INFORMATION SUPPLIED
— start —

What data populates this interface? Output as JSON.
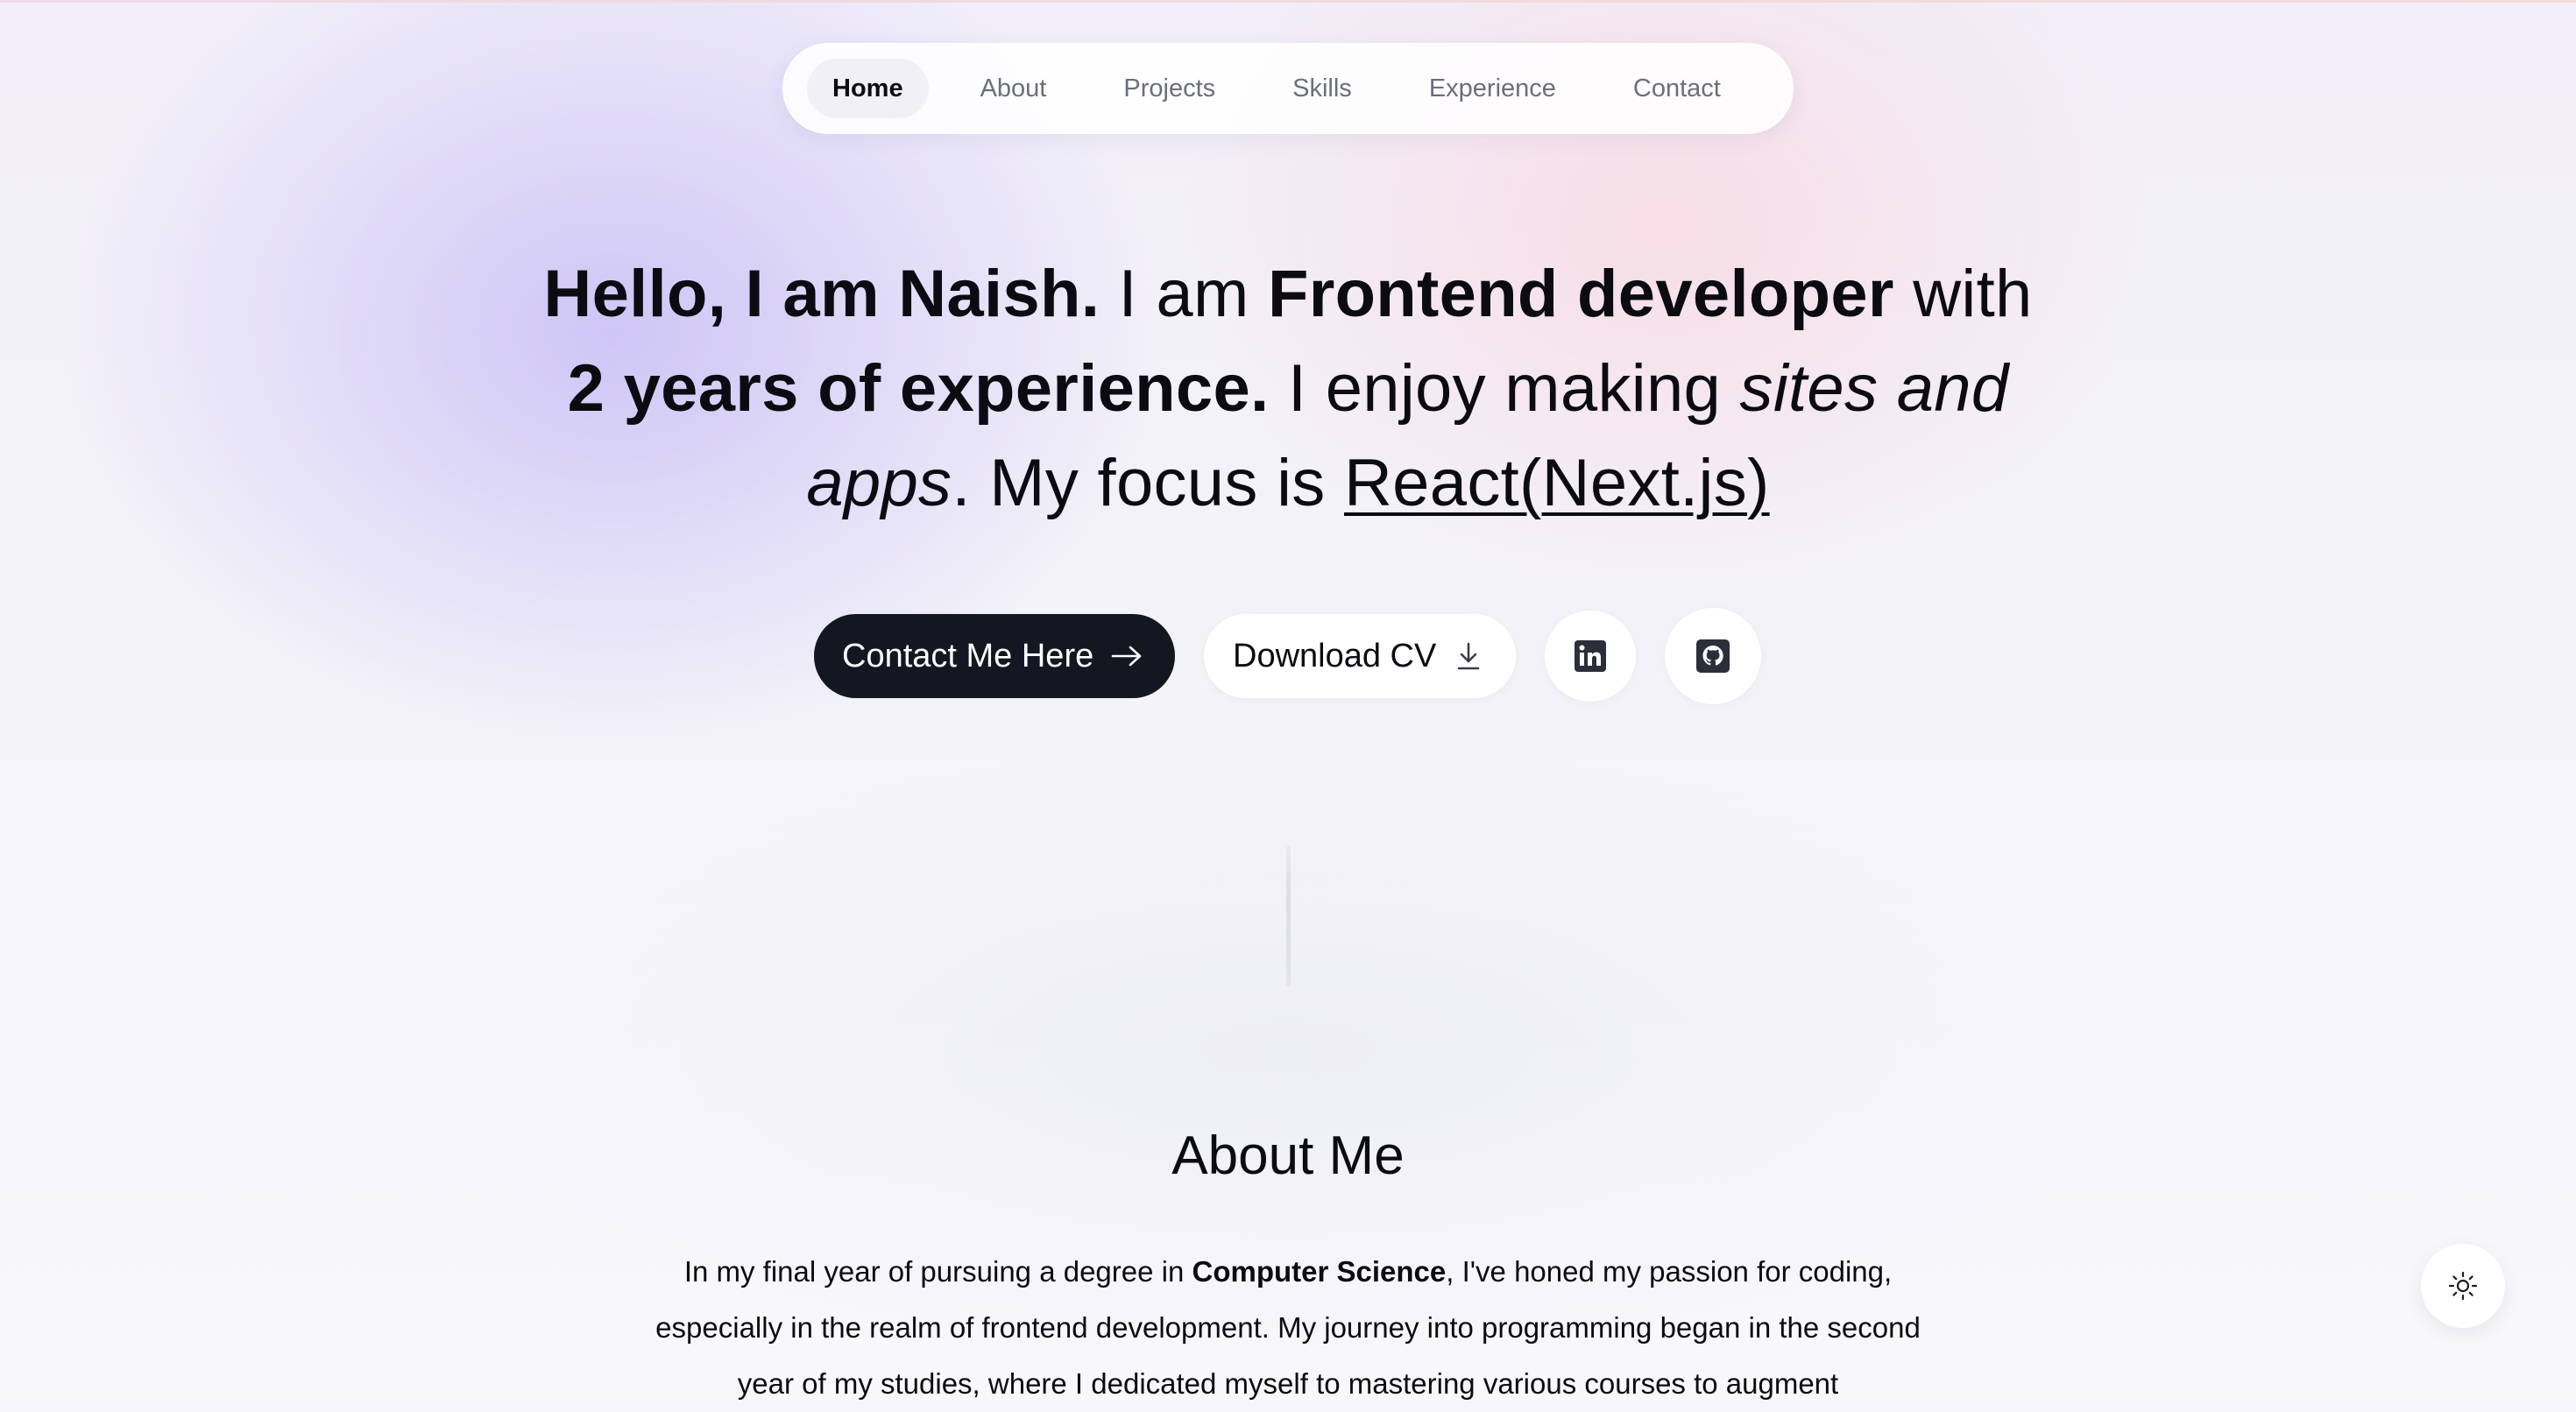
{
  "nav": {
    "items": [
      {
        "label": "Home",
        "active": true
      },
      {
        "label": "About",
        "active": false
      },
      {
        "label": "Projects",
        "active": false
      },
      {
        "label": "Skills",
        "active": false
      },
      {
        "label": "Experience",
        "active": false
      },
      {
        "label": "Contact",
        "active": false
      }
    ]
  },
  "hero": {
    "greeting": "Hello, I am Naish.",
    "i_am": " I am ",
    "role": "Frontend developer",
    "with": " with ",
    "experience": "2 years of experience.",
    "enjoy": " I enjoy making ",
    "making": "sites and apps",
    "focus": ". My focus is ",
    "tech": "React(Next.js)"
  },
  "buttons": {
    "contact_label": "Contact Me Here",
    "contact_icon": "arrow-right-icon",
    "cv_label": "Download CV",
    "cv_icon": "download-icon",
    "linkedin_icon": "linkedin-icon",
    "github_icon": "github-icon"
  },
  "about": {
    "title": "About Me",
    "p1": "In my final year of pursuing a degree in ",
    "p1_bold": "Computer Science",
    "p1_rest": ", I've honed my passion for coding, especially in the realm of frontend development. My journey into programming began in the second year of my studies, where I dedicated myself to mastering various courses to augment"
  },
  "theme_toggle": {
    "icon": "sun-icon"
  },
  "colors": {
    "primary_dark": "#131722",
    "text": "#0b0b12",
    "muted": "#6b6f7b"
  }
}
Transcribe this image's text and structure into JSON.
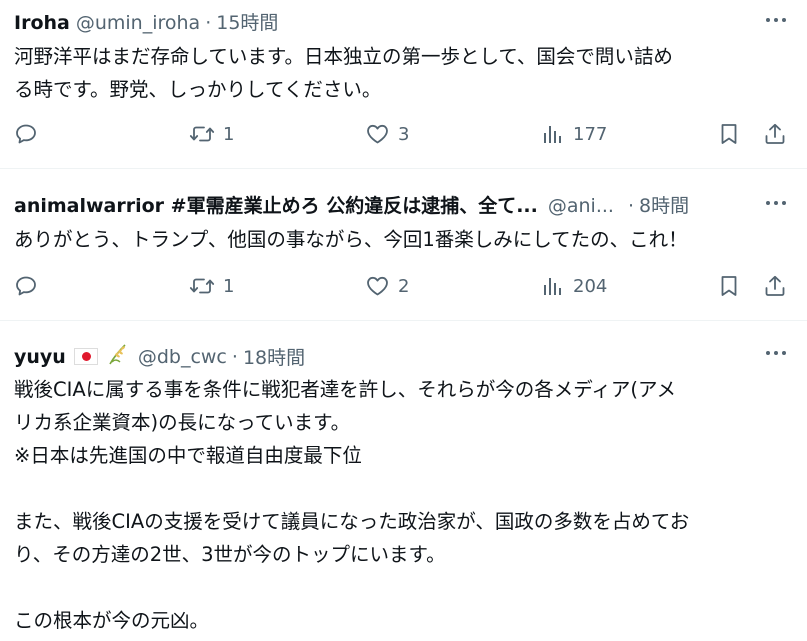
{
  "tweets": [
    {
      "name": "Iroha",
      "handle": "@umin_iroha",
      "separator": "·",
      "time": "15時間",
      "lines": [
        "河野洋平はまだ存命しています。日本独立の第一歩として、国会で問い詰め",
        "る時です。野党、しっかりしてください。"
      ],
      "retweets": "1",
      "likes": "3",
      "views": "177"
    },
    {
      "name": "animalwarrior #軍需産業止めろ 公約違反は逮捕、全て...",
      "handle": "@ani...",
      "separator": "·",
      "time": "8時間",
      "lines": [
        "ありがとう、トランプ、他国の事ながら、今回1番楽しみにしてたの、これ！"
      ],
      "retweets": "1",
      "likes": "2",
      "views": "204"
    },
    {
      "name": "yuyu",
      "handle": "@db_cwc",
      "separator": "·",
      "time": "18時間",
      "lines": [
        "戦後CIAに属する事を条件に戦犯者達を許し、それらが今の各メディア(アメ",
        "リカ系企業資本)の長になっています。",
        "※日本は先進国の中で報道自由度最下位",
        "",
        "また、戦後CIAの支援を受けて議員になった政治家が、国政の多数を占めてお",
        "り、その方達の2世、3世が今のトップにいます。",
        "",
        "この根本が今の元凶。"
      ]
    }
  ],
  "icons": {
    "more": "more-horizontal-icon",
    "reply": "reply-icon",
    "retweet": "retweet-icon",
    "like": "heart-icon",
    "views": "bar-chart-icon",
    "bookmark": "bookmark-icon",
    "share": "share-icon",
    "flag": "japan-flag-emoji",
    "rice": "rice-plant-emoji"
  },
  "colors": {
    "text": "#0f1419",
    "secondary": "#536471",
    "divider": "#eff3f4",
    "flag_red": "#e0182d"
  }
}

— end —

REQUIRED WORK
Make a list of all lines in the data that contain "making".

EXPECTED OUTPUT
    "enjoy": " I enjoy making ",
    "making": "sites and apps",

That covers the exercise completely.